[Dataset records]
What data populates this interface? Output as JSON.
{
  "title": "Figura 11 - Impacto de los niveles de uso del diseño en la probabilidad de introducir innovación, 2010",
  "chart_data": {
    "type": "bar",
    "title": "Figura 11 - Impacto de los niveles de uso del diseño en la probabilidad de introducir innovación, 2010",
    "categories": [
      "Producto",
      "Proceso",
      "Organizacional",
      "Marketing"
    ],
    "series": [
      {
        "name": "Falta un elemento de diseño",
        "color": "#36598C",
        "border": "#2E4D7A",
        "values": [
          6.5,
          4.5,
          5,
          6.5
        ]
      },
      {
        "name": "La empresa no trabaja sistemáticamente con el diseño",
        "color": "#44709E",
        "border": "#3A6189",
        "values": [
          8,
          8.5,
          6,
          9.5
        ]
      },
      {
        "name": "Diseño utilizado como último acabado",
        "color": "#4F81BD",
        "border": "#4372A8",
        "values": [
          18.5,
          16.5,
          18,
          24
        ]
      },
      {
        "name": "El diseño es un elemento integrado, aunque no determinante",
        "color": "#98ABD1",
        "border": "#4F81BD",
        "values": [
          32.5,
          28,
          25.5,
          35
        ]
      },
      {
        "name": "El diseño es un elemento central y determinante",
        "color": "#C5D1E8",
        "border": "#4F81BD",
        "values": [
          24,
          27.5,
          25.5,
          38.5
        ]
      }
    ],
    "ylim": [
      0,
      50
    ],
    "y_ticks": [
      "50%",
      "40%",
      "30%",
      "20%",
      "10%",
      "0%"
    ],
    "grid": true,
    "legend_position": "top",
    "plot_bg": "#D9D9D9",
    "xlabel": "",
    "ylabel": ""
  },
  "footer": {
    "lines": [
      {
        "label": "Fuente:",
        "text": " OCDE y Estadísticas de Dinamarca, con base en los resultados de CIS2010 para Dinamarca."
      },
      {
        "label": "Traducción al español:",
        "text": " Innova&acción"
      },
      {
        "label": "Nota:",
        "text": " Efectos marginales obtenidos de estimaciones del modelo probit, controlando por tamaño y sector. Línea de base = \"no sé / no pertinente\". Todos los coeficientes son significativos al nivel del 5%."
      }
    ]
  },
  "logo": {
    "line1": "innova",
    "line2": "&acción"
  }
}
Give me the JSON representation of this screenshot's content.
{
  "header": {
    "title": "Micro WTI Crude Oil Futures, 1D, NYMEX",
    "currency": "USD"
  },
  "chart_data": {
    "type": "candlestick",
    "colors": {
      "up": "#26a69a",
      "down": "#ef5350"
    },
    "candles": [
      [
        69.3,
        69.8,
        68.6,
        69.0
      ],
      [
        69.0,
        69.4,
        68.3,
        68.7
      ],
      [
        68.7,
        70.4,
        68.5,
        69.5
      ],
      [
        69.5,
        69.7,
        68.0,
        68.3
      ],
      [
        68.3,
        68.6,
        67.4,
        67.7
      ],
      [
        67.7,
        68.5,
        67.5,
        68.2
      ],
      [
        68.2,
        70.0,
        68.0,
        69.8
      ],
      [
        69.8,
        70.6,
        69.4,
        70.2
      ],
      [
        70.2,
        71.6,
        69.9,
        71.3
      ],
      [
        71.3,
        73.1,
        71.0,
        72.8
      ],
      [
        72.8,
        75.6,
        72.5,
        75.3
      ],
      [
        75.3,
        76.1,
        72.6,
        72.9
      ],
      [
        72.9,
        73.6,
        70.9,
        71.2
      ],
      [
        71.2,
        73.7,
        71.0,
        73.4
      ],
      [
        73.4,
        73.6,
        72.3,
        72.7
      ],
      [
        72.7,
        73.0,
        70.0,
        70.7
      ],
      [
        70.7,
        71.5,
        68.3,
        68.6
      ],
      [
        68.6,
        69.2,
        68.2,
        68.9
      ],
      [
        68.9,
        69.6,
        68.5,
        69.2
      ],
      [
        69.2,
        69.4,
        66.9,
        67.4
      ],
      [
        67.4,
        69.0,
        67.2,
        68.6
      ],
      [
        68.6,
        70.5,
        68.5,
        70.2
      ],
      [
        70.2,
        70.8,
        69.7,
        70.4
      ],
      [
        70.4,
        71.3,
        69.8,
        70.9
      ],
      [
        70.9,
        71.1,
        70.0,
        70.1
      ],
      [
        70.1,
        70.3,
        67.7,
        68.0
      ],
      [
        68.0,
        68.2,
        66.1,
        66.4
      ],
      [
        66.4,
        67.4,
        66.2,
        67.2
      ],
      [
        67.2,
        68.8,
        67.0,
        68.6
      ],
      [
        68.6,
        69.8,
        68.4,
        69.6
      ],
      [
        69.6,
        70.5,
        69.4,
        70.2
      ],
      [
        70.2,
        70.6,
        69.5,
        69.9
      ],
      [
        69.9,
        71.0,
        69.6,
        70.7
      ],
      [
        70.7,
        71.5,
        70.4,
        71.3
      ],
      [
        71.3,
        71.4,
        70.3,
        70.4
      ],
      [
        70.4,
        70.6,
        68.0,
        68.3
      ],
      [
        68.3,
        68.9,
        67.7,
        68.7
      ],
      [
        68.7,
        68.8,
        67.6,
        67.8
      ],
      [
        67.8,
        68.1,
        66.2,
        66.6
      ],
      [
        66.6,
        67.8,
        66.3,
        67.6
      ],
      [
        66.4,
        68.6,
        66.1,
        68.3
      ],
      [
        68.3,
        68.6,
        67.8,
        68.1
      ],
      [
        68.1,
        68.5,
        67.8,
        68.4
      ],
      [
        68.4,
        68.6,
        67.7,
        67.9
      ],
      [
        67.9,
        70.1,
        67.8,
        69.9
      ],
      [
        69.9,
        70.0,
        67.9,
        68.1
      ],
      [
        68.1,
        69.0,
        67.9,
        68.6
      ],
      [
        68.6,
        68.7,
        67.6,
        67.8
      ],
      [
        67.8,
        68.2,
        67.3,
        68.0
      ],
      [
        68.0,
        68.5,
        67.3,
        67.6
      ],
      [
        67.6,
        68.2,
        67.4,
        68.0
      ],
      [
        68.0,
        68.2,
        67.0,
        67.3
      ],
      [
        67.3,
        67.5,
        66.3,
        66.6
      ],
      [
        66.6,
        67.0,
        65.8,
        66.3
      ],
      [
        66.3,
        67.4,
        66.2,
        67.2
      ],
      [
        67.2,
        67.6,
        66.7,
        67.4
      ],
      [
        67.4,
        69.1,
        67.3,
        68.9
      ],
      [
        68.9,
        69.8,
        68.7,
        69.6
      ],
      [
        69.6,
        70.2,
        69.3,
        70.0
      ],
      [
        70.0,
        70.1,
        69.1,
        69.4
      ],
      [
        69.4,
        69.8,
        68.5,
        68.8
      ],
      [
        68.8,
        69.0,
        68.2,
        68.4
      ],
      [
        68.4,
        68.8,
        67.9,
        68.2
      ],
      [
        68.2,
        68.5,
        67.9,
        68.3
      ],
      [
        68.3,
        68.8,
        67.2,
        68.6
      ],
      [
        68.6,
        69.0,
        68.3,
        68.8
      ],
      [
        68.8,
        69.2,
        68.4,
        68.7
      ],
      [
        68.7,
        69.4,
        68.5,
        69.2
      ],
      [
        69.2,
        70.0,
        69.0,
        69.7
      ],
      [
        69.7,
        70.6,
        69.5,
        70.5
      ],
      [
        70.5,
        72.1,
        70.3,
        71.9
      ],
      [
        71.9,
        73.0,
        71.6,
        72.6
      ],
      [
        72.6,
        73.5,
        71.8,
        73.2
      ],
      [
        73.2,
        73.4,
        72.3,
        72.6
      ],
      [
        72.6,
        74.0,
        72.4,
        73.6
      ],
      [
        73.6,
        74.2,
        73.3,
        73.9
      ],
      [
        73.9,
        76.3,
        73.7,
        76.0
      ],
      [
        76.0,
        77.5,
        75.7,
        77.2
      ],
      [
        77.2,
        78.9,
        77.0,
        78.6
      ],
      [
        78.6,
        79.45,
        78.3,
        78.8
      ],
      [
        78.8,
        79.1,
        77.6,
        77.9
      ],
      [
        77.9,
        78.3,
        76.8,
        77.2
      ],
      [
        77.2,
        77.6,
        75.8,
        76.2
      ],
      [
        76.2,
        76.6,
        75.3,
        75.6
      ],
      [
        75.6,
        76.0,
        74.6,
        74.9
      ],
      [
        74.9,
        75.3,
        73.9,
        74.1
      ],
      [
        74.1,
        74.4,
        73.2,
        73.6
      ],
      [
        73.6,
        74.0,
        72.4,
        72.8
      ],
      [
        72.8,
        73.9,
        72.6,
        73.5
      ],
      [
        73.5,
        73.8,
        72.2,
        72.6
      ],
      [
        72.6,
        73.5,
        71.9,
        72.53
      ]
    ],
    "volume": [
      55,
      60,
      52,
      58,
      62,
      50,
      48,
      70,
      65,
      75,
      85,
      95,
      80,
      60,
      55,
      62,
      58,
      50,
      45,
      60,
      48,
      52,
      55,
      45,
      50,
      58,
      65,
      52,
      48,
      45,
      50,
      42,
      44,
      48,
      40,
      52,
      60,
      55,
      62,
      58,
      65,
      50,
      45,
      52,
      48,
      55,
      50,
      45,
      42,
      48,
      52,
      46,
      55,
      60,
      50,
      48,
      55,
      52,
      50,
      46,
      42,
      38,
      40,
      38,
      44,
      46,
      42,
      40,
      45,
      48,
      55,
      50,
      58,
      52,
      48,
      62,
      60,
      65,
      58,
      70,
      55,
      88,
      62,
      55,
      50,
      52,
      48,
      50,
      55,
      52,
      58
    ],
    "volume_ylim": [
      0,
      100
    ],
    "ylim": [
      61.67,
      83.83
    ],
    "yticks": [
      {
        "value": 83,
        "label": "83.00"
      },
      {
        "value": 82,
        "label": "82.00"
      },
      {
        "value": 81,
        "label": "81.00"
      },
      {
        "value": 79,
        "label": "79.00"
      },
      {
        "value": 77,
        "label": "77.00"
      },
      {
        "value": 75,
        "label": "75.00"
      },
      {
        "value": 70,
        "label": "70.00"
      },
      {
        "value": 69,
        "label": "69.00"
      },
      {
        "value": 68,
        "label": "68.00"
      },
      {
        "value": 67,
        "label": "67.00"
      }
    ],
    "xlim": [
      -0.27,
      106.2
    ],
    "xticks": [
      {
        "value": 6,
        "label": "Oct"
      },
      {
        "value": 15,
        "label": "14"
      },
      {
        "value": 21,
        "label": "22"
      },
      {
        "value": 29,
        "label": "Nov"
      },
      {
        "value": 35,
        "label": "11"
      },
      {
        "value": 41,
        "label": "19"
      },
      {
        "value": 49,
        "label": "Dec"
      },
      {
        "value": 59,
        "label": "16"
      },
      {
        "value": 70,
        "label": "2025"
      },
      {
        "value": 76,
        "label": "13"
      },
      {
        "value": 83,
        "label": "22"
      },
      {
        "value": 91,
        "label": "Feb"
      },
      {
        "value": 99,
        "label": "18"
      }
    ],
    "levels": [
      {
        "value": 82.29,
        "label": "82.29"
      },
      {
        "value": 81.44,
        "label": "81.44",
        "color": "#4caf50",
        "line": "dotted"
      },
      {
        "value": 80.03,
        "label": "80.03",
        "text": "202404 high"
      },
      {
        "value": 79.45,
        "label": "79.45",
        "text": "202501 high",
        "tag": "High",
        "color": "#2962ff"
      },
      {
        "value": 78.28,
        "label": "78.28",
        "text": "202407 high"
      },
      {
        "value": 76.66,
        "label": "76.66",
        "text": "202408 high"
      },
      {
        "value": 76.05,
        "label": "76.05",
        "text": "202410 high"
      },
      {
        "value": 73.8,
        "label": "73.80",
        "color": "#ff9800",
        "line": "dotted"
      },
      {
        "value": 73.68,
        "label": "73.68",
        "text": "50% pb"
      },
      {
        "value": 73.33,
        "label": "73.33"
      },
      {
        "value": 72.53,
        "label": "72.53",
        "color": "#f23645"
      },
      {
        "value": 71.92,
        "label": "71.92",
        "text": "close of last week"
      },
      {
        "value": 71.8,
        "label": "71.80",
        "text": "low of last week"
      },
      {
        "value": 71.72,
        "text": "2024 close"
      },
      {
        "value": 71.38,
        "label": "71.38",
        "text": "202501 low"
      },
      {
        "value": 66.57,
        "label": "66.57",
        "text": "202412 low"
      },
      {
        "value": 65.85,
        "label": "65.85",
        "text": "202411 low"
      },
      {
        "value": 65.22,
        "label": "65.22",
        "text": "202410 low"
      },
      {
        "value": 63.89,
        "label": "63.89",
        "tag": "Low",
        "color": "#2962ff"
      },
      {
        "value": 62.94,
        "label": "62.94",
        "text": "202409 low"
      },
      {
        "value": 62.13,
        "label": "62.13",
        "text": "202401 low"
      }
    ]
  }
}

* **Task to carry out**: Which lines hold the word "name"? Copy all of them.

* **Exercise response**:
        "name": "Falta un elemento de diseño",
        "name": "La empresa no trabaja sistemáticamente con el diseño",
        "name": "Diseño utilizado como último acabado",
        "name": "El diseño es un elemento integrado, aunque no determinante",
        "name": "El diseño es un elemento central y determinante",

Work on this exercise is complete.